▶ **Problem details**: Exact reproduction of the data is required, with images excluded.

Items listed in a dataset
+ + + +

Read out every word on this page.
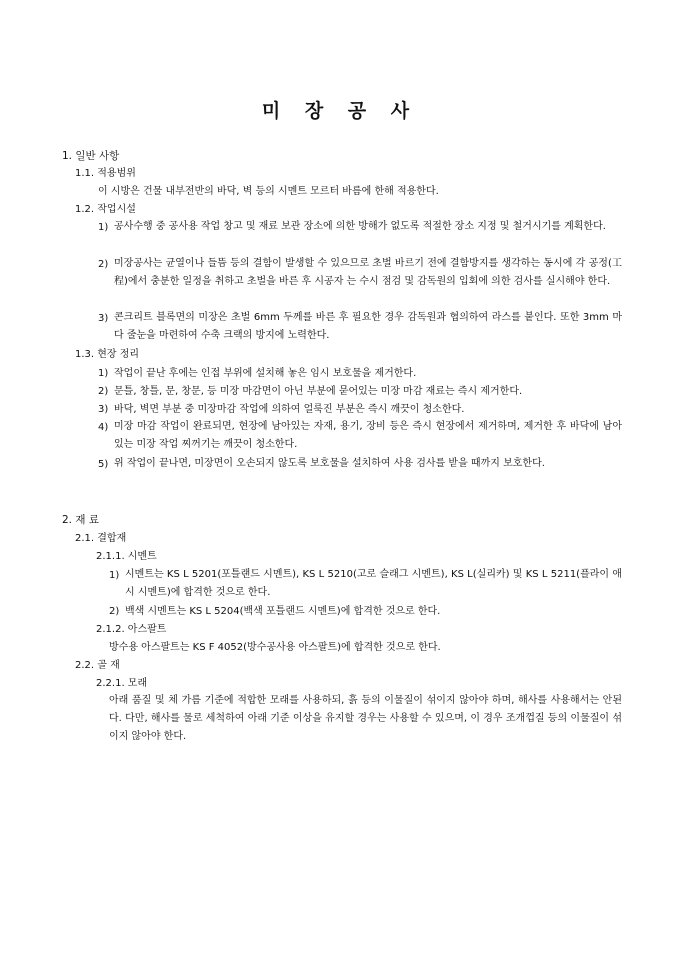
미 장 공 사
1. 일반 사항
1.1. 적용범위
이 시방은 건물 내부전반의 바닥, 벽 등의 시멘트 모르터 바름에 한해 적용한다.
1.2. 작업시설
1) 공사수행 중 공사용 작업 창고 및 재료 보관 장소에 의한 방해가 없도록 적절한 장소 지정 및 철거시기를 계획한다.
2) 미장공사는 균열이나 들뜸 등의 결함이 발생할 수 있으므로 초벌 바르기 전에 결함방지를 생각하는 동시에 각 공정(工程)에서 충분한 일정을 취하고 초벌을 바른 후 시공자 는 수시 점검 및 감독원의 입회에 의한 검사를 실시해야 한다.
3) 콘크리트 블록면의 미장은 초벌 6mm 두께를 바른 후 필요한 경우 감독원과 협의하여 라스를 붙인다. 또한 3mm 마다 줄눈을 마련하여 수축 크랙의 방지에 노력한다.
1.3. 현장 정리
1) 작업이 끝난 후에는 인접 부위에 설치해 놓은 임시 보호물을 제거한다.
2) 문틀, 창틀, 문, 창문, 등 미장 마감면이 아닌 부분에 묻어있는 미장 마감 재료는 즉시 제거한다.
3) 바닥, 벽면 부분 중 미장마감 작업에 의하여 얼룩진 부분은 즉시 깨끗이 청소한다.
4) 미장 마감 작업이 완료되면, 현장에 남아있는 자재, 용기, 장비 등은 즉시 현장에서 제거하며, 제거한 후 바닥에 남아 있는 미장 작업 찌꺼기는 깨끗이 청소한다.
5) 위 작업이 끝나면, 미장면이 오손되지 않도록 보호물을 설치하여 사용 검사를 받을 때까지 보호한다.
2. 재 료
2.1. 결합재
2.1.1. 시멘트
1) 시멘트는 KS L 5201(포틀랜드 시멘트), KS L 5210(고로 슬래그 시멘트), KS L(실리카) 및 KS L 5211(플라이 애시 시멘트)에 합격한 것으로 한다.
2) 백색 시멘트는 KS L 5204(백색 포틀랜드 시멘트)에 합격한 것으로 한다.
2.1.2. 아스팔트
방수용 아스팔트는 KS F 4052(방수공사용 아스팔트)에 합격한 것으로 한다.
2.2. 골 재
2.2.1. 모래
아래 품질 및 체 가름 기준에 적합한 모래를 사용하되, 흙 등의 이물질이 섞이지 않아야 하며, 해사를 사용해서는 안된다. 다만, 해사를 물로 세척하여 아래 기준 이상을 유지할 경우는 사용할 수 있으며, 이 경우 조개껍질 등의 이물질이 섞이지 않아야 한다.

+ + + +

▶ **The answer**:
Read out every word on this page.
미 장 공 사
1. 일반 사항
1.1. 적용범위
이 시방은 건물 내부전반의 바닥, 벽 등의 시멘트 모르터 바름에 한해 적용한다.
1.2. 작업시설
1) 공사수행 중 공사용 작업 창고 및 재료 보관 장소에 의한 방해가 없도록 적절한 장소 지정 및 철거시기를 계획한다.
2) 미장공사는 균열이나 들뜸 등의 결함이 발생할 수 있으므로 초벌 바르기 전에 결함방지를 생각하는 동시에 각 공정(工程)에서 충분한 일정을 취하고 초벌을 바른 후 시공자 는 수시 점검 및 감독원의 입회에 의한 검사를 실시해야 한다.
3) 콘크리트 블록면의 미장은 초벌 6mm 두께를 바른 후 필요한 경우 감독원과 협의하여 라스를 붙인다. 또한 3mm 마다 줄눈을 마련하여 수축 크랙의 방지에 노력한다.
1.3. 현장 정리
1) 작업이 끝난 후에는 인접 부위에 설치해 놓은 임시 보호물을 제거한다.
2) 문틀, 창틀, 문, 창문, 등 미장 마감면이 아닌 부분에 묻어있는 미장 마감 재료는 즉시 제거한다.
3) 바닥, 벽면 부분 중 미장마감 작업에 의하여 얼룩진 부분은 즉시 깨끗이 청소한다.
4) 미장 마감 작업이 완료되면, 현장에 남아있는 자재, 용기, 장비 등은 즉시 현장에서 제거하며, 제거한 후 바닥에 남아 있는 미장 작업 찌꺼기는 깨끗이 청소한다.
5) 위 작업이 끝나면, 미장면이 오손되지 않도록 보호물을 설치하여 사용 검사를 받을 때까지 보호한다.
2. 재 료
2.1. 결합재
2.1.1. 시멘트
1) 시멘트는 KS L 5201(포틀랜드 시멘트), KS L 5210(고로 슬래그 시멘트), KS L(실리카) 및 KS L 5211(플라이 애시 시멘트)에 합격한 것으로 한다.
2) 백색 시멘트는 KS L 5204(백색 포틀랜드 시멘트)에 합격한 것으로 한다.
2.1.2. 아스팔트
방수용 아스팔트는 KS F 4052(방수공사용 아스팔트)에 합격한 것으로 한다.
2.2. 골 재
2.2.1. 모래
아래 품질 및 체 가름 기준에 적합한 모래를 사용하되, 흙 등의 이물질이 섞이지 않아야 하며, 해사를 사용해서는 안된다. 다만, 해사를 물로 세척하여 아래 기준 이상을 유지할 경우는 사용할 수 있으며, 이 경우 조개껍질 등의 이물질이 섞이지 않아야 한다.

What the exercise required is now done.